── Supplied data ──

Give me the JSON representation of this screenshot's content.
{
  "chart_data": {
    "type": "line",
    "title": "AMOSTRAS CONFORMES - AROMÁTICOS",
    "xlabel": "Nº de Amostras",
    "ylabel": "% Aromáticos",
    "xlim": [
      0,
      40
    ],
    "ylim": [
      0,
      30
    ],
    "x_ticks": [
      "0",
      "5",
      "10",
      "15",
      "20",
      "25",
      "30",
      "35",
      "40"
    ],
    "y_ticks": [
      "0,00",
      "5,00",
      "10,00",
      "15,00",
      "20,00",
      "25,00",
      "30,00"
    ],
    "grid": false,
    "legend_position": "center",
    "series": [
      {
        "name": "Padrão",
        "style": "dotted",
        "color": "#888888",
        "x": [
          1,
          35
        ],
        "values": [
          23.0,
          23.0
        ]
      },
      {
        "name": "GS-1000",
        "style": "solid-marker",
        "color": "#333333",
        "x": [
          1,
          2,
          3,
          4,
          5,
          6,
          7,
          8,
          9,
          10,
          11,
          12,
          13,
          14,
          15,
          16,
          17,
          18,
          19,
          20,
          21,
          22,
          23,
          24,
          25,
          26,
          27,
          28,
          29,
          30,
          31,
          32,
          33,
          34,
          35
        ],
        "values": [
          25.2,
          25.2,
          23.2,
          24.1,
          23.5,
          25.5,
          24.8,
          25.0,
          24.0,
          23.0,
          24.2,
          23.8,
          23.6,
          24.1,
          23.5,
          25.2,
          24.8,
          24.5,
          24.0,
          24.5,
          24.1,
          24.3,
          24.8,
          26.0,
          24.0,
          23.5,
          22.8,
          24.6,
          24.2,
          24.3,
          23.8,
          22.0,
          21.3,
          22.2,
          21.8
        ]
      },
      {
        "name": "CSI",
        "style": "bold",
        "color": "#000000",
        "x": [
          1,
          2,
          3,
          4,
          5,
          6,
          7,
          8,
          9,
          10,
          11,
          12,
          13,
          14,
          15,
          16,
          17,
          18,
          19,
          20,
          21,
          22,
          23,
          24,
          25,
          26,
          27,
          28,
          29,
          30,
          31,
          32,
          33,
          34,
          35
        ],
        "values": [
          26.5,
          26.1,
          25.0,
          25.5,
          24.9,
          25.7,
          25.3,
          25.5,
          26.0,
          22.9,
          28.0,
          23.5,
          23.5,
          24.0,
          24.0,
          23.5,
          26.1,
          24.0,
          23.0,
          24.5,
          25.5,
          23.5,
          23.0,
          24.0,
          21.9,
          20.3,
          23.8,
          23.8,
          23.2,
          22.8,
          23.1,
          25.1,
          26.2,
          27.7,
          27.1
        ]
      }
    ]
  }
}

───

▶ **Written task**
Every line holding "style" should be copied out.

▶ **Result of the task**
        "style": "dotted",
        "style": "solid-marker",
        "style": "bold",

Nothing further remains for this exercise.